▶ _ZITIERTER ABSCHNITT_:
Die EU kann darauf sicher nicht mit Subventionswettlauf reagieren, aber wir können bestimmte Schlüsseltechnologien einfacher fördern, aber der Spielraum dafür ist gering. Wir können insgesamt in Europa immer und über- all auf die beste Lösung konzentrieren, dafür müssen Mitgliedstaaten enger zusammenarbeiten. Unsere Idee ist es im Energiebereich einen kompletten Binnenmarkt herzustellen, dass Sie also zukünftig in Stuttgart auch aus Frankreich Elektrizität kaufen können. Dies würde die Wettbewerbsfähigkeit erheblich erhöhen. Das verlangt allerdings nicht nur mehr Wettbewerb, sondern eine bessere Abstimmung der bisher national organisierten Netze, aber dies ist am Ende der Schlüssel. Dieser Weg im Interesse Europas macht Anpassungen nötig, die einige Länder (noch) vermeiden möchten.
Herr Schwab, die Vorhaben im Bereich Klimawende sind sehr ambitioniert, dafür braucht es massive Importe z.B. aus dem globalen Süden im Bereich Photovoltaik. Gleichzeitig gibt es nun das Lieferkettengesetz, zu dem Sie sich in der Presse kritisch geäußert haben. Warum denken Sie, dass die Kontrollen wirkungslos sind und wie kann es gelingen für fairere Produktionsverhältnisse zu sorgen?

▶ _AUSGELESENE DATENSÄTZE_:
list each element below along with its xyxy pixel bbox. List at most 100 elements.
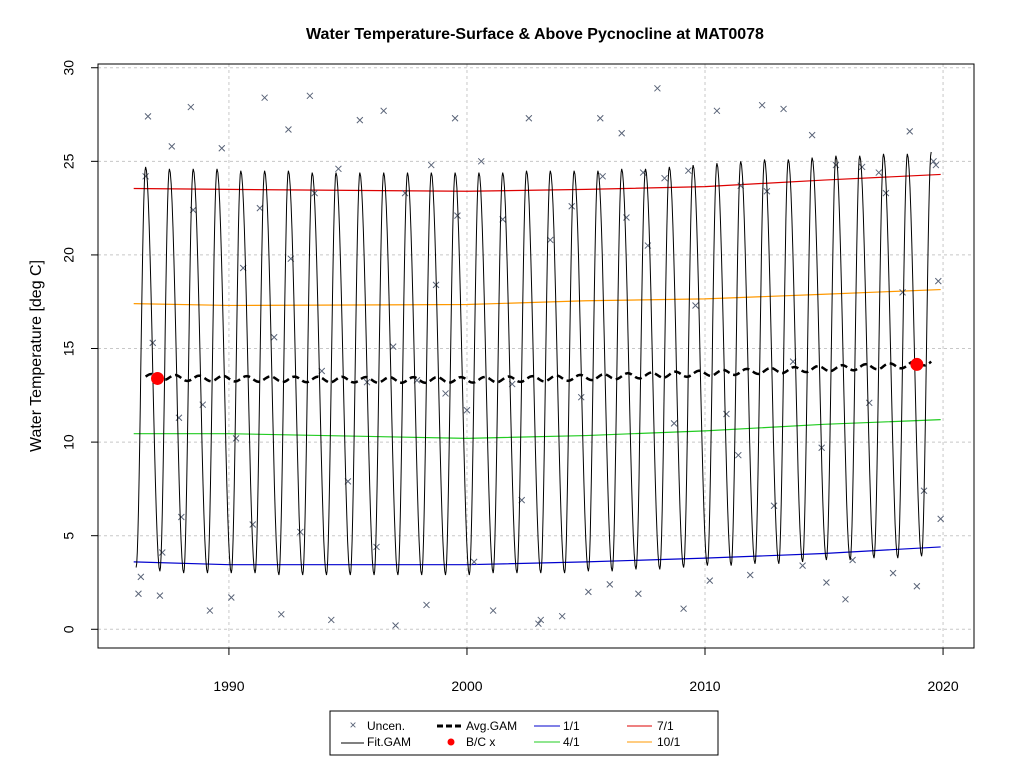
--
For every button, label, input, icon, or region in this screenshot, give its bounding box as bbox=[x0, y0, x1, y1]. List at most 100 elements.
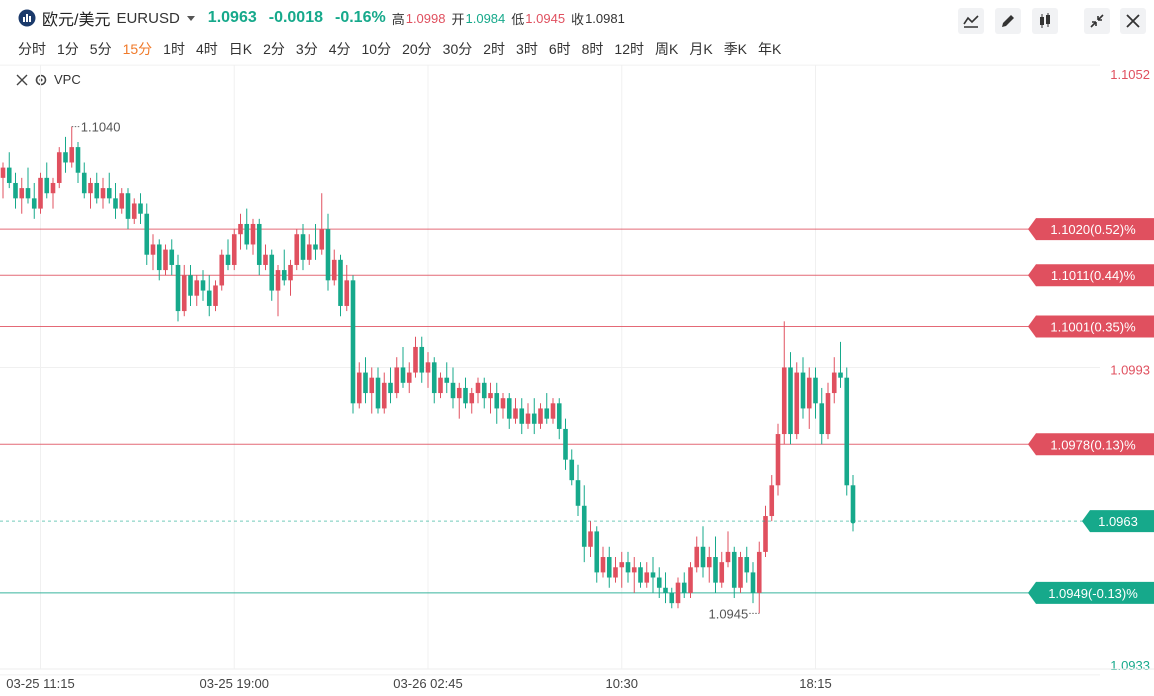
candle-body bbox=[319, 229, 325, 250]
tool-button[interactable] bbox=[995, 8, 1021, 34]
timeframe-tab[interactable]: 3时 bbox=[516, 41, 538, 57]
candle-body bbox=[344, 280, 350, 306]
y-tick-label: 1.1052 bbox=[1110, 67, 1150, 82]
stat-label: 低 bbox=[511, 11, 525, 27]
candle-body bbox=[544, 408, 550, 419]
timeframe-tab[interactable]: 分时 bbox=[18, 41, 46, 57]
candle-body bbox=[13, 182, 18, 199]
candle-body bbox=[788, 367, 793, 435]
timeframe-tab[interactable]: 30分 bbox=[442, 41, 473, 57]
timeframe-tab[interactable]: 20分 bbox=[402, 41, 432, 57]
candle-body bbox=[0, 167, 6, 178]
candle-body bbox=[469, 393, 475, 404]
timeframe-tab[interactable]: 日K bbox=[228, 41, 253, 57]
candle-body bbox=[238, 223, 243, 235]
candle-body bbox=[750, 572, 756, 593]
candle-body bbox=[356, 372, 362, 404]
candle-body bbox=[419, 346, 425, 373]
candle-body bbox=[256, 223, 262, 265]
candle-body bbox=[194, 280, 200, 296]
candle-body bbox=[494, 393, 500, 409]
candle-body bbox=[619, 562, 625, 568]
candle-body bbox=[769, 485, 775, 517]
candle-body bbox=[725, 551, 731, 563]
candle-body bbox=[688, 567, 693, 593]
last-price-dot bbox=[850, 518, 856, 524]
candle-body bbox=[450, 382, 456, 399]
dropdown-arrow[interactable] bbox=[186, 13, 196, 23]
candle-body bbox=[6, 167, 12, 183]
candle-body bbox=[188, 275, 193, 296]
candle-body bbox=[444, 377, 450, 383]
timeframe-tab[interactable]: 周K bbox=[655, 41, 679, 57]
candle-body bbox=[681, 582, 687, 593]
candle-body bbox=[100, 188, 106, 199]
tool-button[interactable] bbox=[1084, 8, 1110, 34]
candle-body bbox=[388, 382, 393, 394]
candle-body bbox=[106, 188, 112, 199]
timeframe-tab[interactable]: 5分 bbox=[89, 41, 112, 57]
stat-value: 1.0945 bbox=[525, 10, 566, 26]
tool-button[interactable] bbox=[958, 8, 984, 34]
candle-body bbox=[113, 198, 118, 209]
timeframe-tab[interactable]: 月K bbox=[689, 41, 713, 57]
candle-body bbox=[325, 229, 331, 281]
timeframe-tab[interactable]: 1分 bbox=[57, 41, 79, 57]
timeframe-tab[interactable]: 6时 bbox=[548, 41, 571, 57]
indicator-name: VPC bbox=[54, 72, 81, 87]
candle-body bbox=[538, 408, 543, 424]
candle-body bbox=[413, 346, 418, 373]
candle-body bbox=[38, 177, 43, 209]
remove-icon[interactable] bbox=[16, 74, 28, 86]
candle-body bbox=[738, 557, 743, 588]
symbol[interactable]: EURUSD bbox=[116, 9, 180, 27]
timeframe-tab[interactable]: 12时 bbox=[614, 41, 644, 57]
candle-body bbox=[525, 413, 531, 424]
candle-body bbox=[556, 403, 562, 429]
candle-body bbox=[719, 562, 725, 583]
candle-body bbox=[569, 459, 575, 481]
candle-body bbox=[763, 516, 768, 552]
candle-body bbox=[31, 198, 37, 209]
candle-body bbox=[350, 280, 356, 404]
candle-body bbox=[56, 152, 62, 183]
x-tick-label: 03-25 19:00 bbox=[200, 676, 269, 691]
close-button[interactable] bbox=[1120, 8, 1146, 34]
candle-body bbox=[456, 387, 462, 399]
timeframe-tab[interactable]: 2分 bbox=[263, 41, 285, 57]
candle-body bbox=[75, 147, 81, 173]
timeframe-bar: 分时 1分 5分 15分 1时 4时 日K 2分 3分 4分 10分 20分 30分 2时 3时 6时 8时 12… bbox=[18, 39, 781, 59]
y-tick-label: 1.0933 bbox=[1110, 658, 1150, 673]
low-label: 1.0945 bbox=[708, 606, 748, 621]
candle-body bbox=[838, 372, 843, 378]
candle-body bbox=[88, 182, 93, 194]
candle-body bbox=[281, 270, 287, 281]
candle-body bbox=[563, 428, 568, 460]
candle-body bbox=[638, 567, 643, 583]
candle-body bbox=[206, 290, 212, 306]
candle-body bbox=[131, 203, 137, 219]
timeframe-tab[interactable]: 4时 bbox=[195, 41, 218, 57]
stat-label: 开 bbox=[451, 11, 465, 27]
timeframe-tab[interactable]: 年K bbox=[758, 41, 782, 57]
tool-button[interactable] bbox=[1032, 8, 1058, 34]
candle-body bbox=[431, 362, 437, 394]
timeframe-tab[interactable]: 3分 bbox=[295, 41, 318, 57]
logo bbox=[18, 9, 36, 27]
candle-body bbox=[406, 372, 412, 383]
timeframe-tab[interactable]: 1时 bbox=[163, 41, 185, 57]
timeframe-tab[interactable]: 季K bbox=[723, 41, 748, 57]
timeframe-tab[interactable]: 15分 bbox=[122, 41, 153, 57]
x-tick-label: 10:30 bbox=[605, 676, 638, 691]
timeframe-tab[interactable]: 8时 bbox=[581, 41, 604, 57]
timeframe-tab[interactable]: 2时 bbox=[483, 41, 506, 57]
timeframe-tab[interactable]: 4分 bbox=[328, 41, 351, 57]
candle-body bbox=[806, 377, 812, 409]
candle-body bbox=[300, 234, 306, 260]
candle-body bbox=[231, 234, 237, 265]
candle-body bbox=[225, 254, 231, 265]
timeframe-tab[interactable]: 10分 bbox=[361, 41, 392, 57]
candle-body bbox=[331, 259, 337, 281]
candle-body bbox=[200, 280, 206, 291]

▶ _WAS ZU TUN IST_: Gib bitte den zitierten Abschnitt von "Herr Schwab, die" bis einschließlich "Produktionsverhältnisse zu sorgen?" noch einmal wieder und ersetze darin "Photovoltaik" durch "Windenergie". Die Datensätze stammen aus einer anderen Quelle.

▶ _GELÖSTE AUFGABE_:
Herr Schwab, die Vorhaben im Bereich Klimawende sind sehr ambitioniert, dafür braucht es massive Importe z.B. aus dem globalen Süden im Bereich Windenergie. Gleichzeitig gibt es nun das Lieferkettengesetz, zu dem Sie sich in der Presse kritisch geäußert haben. Warum denken Sie, dass die Kontrollen wirkungslos sind und wie kann es gelingen für fairere Produktionsverhältnisse zu sorgen?